#### Data records
※

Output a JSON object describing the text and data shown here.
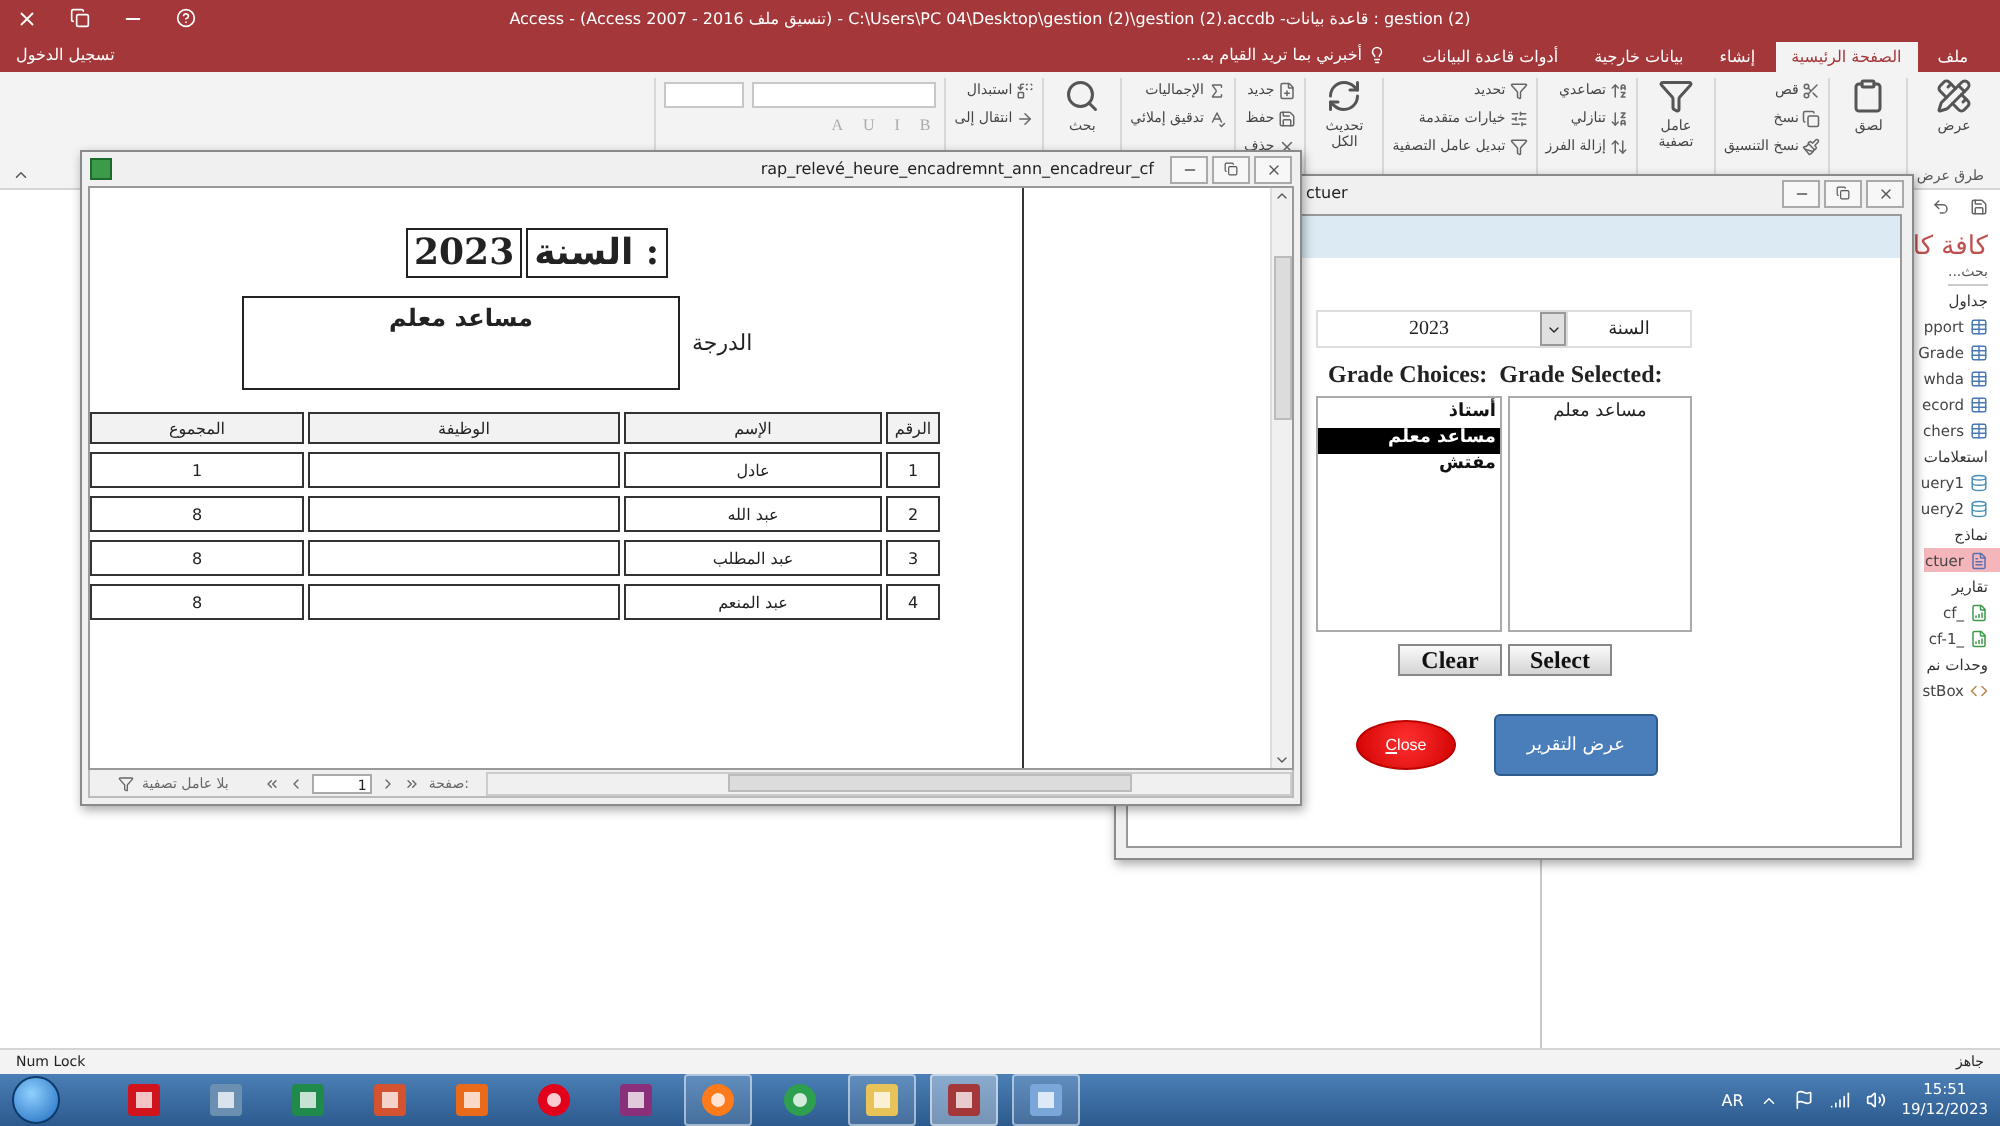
{
  "title_bar": {
    "title": "gestion (2) : قاعدة بيانات- C:\\Users\\PC 04\\Desktop\\gestion (2)\\gestion (2).accdb - (تنسيق ملف Access 2007 - 2016) - Access"
  },
  "ribbon_tabs": {
    "sign_in": "تسجيل الدخول",
    "tell_me": "أخبرني بما تريد القيام به...",
    "tabs": [
      {
        "label": "ملف",
        "selected": false
      },
      {
        "label": "الصفحة الرئيسية",
        "selected": true
      },
      {
        "label": "إنشاء",
        "selected": false
      },
      {
        "label": "بيانات خارجية",
        "selected": false
      },
      {
        "label": "أدوات قاعدة البيانات",
        "selected": false
      }
    ]
  },
  "ribbon": {
    "groups": [
      {
        "caption": "طرق عرض",
        "items": [
          {
            "kind": "large",
            "label": "عرض"
          }
        ]
      },
      {
        "items": [
          {
            "kind": "large",
            "label": "لصق"
          }
        ]
      },
      {
        "items": [
          {
            "kind": "small",
            "label": "قص"
          },
          {
            "kind": "small",
            "label": "نسخ"
          },
          {
            "kind": "small",
            "label": "نسخ التنسيق"
          }
        ]
      },
      {
        "items": [
          {
            "kind": "large",
            "label": "عامل تصفية"
          }
        ]
      },
      {
        "items": [
          {
            "kind": "small",
            "label": "تصاعدي"
          },
          {
            "kind": "small",
            "label": "تنازلي"
          },
          {
            "kind": "small",
            "label": "إزالة الفرز"
          }
        ]
      },
      {
        "items": [
          {
            "kind": "small",
            "label": "تحديد"
          },
          {
            "kind": "small",
            "label": "خيارات متقدمة"
          },
          {
            "kind": "small",
            "label": "تبديل عامل التصفية"
          }
        ]
      },
      {
        "items": [
          {
            "kind": "large",
            "label": "تحديث الكل"
          }
        ]
      },
      {
        "items": [
          {
            "kind": "small",
            "label": "جديد"
          },
          {
            "kind": "small",
            "label": "حفظ"
          },
          {
            "kind": "small",
            "label": "حذف"
          }
        ]
      },
      {
        "items": [
          {
            "kind": "small",
            "label": "الإجماليات"
          },
          {
            "kind": "small",
            "label": "تدقيق إملائي"
          }
        ]
      },
      {
        "items": [
          {
            "kind": "large",
            "label": "بحث"
          }
        ]
      },
      {
        "items": [
          {
            "kind": "small",
            "label": "استبدال"
          },
          {
            "kind": "small",
            "label": "انتقال إلى"
          }
        ]
      },
      {
        "items": [
          {
            "kind": "format",
            "label": "B"
          },
          {
            "kind": "format",
            "label": "I"
          },
          {
            "kind": "format",
            "label": "U"
          },
          {
            "kind": "format",
            "label": "A"
          }
        ]
      }
    ]
  },
  "report": {
    "title": "rap_relevé_heure_encadremnt_ann_encadreur_cf",
    "year_label": "السنة :",
    "year": "2023",
    "grade_label": "الدرجة",
    "grade": "مساعد معلم",
    "columns": [
      "الرقم",
      "الإسم",
      "الوظيفة",
      "المجموع"
    ],
    "rows": [
      {
        "number": "1",
        "name": "عادل",
        "total": "1"
      },
      {
        "number": "2",
        "name": "عبد الله",
        "total": "8"
      },
      {
        "number": "3",
        "name": "عبد المطلب",
        "total": "8"
      },
      {
        "number": "4",
        "name": "عبد المنعم",
        "total": "8"
      }
    ],
    "nav": {
      "filter": "بلا عامل تصفية",
      "page": "1",
      "page_label": "صفحة:"
    }
  },
  "form": {
    "title": "ctuer",
    "year_label": "السنة",
    "year": "2023",
    "choices_label": "Grade Choices:",
    "selected_label": "Grade Selected:",
    "choices": [
      {
        "label": "أستاذ",
        "selected": false
      },
      {
        "label": "مساعد معلم",
        "selected": true
      },
      {
        "label": "مفتش",
        "selected": false
      }
    ],
    "selected_grades": [
      "مساعد معلم"
    ],
    "clear": "Clear",
    "select": "Select",
    "close": "Close",
    "show_report": "عرض التقرير"
  },
  "nav_pane": {
    "title": "كافة كا",
    "search_placeholder": "بحث...",
    "groups": [
      {
        "label": "جداول",
        "items": [
          {
            "label": "pport",
            "kind": "table",
            "selected": false
          },
          {
            "label": "Grade",
            "kind": "table",
            "selected": false
          },
          {
            "label": "whda",
            "kind": "table",
            "selected": false
          },
          {
            "label": "ecord",
            "kind": "table",
            "selected": false
          },
          {
            "label": "chers",
            "kind": "table",
            "selected": false
          }
        ]
      },
      {
        "label": "استعلامات",
        "items": [
          {
            "label": "uery1",
            "kind": "query",
            "selected": false
          },
          {
            "label": "uery2",
            "kind": "query",
            "selected": false
          }
        ]
      },
      {
        "label": "نماذج",
        "items": [
          {
            "label": "ctuer",
            "kind": "form",
            "selected": true
          }
        ]
      },
      {
        "label": "تقارير",
        "items": [
          {
            "label": "_cf",
            "kind": "report",
            "selected": false
          },
          {
            "label": "_cf-1",
            "kind": "report",
            "selected": false
          }
        ]
      },
      {
        "label": "وحدات نم",
        "items": [
          {
            "label": "stBox",
            "kind": "module",
            "selected": false
          }
        ]
      }
    ]
  },
  "status_bar": {
    "left": "Num Lock",
    "right": "جاهز"
  },
  "taskbar": {
    "apps": [
      {
        "kind": "pdf",
        "running": false,
        "selected": false
      },
      {
        "kind": "network",
        "running": false,
        "selected": false
      },
      {
        "kind": "excel",
        "running": false,
        "selected": false
      },
      {
        "kind": "slides",
        "running": false,
        "selected": false
      },
      {
        "kind": "office",
        "running": false,
        "selected": false
      },
      {
        "kind": "opera",
        "running": false,
        "selected": false
      },
      {
        "kind": "archive",
        "running": false,
        "selected": false
      },
      {
        "kind": "firefox",
        "running": true,
        "selected": false
      },
      {
        "kind": "chrome",
        "running": false,
        "selected": false
      },
      {
        "kind": "folder",
        "running": true,
        "selected": false
      },
      {
        "kind": "access",
        "running": true,
        "selected": true
      },
      {
        "kind": "paint",
        "running": true,
        "selected": false
      }
    ],
    "language": "AR",
    "time": "15:51",
    "date": "19/12/2023"
  }
}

※

#### TO DO
Please write out all of the material above without changing a word, and omit any pictures.

#### TASK ANSWER
Output a JSON object describing the text and data shown here.
{
  "title_bar": {
    "title": "gestion (2) : قاعدة بيانات- C:\\Users\\PC 04\\Desktop\\gestion (2)\\gestion (2).accdb - (تنسيق ملف Access 2007 - 2016) - Access"
  },
  "ribbon_tabs": {
    "sign_in": "تسجيل الدخول",
    "tell_me": "أخبرني بما تريد القيام به...",
    "tabs": [
      {
        "label": "ملف",
        "selected": false
      },
      {
        "label": "الصفحة الرئيسية",
        "selected": true
      },
      {
        "label": "إنشاء",
        "selected": false
      },
      {
        "label": "بيانات خارجية",
        "selected": false
      },
      {
        "label": "أدوات قاعدة البيانات",
        "selected": false
      }
    ]
  },
  "ribbon": {
    "groups": [
      {
        "caption": "طرق عرض",
        "items": [
          {
            "kind": "large",
            "label": "عرض"
          }
        ]
      },
      {
        "items": [
          {
            "kind": "large",
            "label": "لصق"
          }
        ]
      },
      {
        "items": [
          {
            "kind": "small",
            "label": "قص"
          },
          {
            "kind": "small",
            "label": "نسخ"
          },
          {
            "kind": "small",
            "label": "نسخ التنسيق"
          }
        ]
      },
      {
        "items": [
          {
            "kind": "large",
            "label": "عامل تصفية"
          }
        ]
      },
      {
        "items": [
          {
            "kind": "small",
            "label": "تصاعدي"
          },
          {
            "kind": "small",
            "label": "تنازلي"
          },
          {
            "kind": "small",
            "label": "إزالة الفرز"
          }
        ]
      },
      {
        "items": [
          {
            "kind": "small",
            "label": "تحديد"
          },
          {
            "kind": "small",
            "label": "خيارات متقدمة"
          },
          {
            "kind": "small",
            "label": "تبديل عامل التصفية"
          }
        ]
      },
      {
        "items": [
          {
            "kind": "large",
            "label": "تحديث الكل"
          }
        ]
      },
      {
        "items": [
          {
            "kind": "small",
            "label": "جديد"
          },
          {
            "kind": "small",
            "label": "حفظ"
          },
          {
            "kind": "small",
            "label": "حذف"
          }
        ]
      },
      {
        "items": [
          {
            "kind": "small",
            "label": "الإجماليات"
          },
          {
            "kind": "small",
            "label": "تدقيق إملائي"
          }
        ]
      },
      {
        "items": [
          {
            "kind": "large",
            "label": "بحث"
          }
        ]
      },
      {
        "items": [
          {
            "kind": "small",
            "label": "استبدال"
          },
          {
            "kind": "small",
            "label": "انتقال إلى"
          }
        ]
      },
      {
        "items": [
          {
            "kind": "format",
            "label": "B"
          },
          {
            "kind": "format",
            "label": "I"
          },
          {
            "kind": "format",
            "label": "U"
          },
          {
            "kind": "format",
            "label": "A"
          }
        ]
      }
    ]
  },
  "report": {
    "title": "rap_relevé_heure_encadremnt_ann_encadreur_cf",
    "year_label": "السنة :",
    "year": "2023",
    "grade_label": "الدرجة",
    "grade": "مساعد معلم",
    "columns": [
      "الرقم",
      "الإسم",
      "الوظيفة",
      "المجموع"
    ],
    "rows": [
      {
        "number": "1",
        "name": "عادل",
        "total": "1"
      },
      {
        "number": "2",
        "name": "عبد الله",
        "total": "8"
      },
      {
        "number": "3",
        "name": "عبد المطلب",
        "total": "8"
      },
      {
        "number": "4",
        "name": "عبد المنعم",
        "total": "8"
      }
    ],
    "nav": {
      "filter": "بلا عامل تصفية",
      "page": "1",
      "page_label": "صفحة:"
    }
  },
  "form": {
    "title": "ctuer",
    "year_label": "السنة",
    "year": "2023",
    "choices_label": "Grade Choices:",
    "selected_label": "Grade Selected:",
    "choices": [
      {
        "label": "أستاذ",
        "selected": false
      },
      {
        "label": "مساعد معلم",
        "selected": true
      },
      {
        "label": "مفتش",
        "selected": false
      }
    ],
    "selected_grades": [
      "مساعد معلم"
    ],
    "clear": "Clear",
    "select": "Select",
    "close": "Close",
    "show_report": "عرض التقرير"
  },
  "nav_pane": {
    "title": "كافة كا",
    "search_placeholder": "بحث...",
    "groups": [
      {
        "label": "جداول",
        "items": [
          {
            "label": "pport",
            "kind": "table",
            "selected": false
          },
          {
            "label": "Grade",
            "kind": "table",
            "selected": false
          },
          {
            "label": "whda",
            "kind": "table",
            "selected": false
          },
          {
            "label": "ecord",
            "kind": "table",
            "selected": false
          },
          {
            "label": "chers",
            "kind": "table",
            "selected": false
          }
        ]
      },
      {
        "label": "استعلامات",
        "items": [
          {
            "label": "uery1",
            "kind": "query",
            "selected": false
          },
          {
            "label": "uery2",
            "kind": "query",
            "selected": false
          }
        ]
      },
      {
        "label": "نماذج",
        "items": [
          {
            "label": "ctuer",
            "kind": "form",
            "selected": true
          }
        ]
      },
      {
        "label": "تقارير",
        "items": [
          {
            "label": "_cf",
            "kind": "report",
            "selected": false
          },
          {
            "label": "_cf-1",
            "kind": "report",
            "selected": false
          }
        ]
      },
      {
        "label": "وحدات نم",
        "items": [
          {
            "label": "stBox",
            "kind": "module",
            "selected": false
          }
        ]
      }
    ]
  },
  "status_bar": {
    "left": "Num Lock",
    "right": "جاهز"
  },
  "taskbar": {
    "apps": [
      {
        "kind": "pdf",
        "running": false,
        "selected": false
      },
      {
        "kind": "network",
        "running": false,
        "selected": false
      },
      {
        "kind": "excel",
        "running": false,
        "selected": false
      },
      {
        "kind": "slides",
        "running": false,
        "selected": false
      },
      {
        "kind": "office",
        "running": false,
        "selected": false
      },
      {
        "kind": "opera",
        "running": false,
        "selected": false
      },
      {
        "kind": "archive",
        "running": false,
        "selected": false
      },
      {
        "kind": "firefox",
        "running": true,
        "selected": false
      },
      {
        "kind": "chrome",
        "running": false,
        "selected": false
      },
      {
        "kind": "folder",
        "running": true,
        "selected": false
      },
      {
        "kind": "access",
        "running": true,
        "selected": true
      },
      {
        "kind": "paint",
        "running": true,
        "selected": false
      }
    ],
    "language": "AR",
    "time": "15:51",
    "date": "19/12/2023"
  }
}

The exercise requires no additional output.